-- begin --

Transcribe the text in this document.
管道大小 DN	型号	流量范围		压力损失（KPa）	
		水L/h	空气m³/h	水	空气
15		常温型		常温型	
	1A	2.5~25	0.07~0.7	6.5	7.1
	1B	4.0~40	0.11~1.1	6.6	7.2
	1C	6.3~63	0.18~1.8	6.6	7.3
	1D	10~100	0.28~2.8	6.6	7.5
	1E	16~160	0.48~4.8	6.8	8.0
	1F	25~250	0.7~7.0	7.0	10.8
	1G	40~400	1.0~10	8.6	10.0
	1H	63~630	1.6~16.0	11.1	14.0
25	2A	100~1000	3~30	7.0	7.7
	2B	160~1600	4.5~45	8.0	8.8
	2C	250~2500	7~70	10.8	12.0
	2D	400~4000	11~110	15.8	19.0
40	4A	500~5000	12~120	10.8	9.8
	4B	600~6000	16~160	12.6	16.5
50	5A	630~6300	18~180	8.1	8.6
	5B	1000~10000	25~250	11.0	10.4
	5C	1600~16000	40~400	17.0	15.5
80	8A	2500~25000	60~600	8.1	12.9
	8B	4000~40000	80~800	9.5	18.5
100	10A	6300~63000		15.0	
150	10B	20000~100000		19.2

-- end --

Task brief |
Repeat every record, keeping each word and mark exactly as it is.

Result |
Transcribe the text in this document.
管道大小 DN	型号	流量范围		压力损失（KPa）	
		水L/h	空气m³/h	水	空气
15		常温型		常温型	
	1A	2.5~25	0.07~0.7	6.5	7.1
	1B	4.0~40	0.11~1.1	6.6	7.2
	1C	6.3~63	0.18~1.8	6.6	7.3
	1D	10~100	0.28~2.8	6.6	7.5
	1E	16~160	0.48~4.8	6.8	8.0
	1F	25~250	0.7~7.0	7.0	10.8
	1G	40~400	1.0~10	8.6	10.0
	1H	63~630	1.6~16.0	11.1	14.0
25	2A	100~1000	3~30	7.0	7.7
	2B	160~1600	4.5~45	8.0	8.8
	2C	250~2500	7~70	10.8	12.0
	2D	400~4000	11~110	15.8	19.0
40	4A	500~5000	12~120	10.8	9.8
	4B	600~6000	16~160	12.6	16.5
50	5A	630~6300	18~180	8.1	8.6
	5B	1000~10000	25~250	11.0	10.4
	5C	1600~16000	40~400	17.0	15.5
80	8A	2500~25000	60~600	8.1	12.9
	8B	4000~40000	80~800	9.5	18.5
100	10A	6300~63000		15.0	
150	10B	20000~100000		19.2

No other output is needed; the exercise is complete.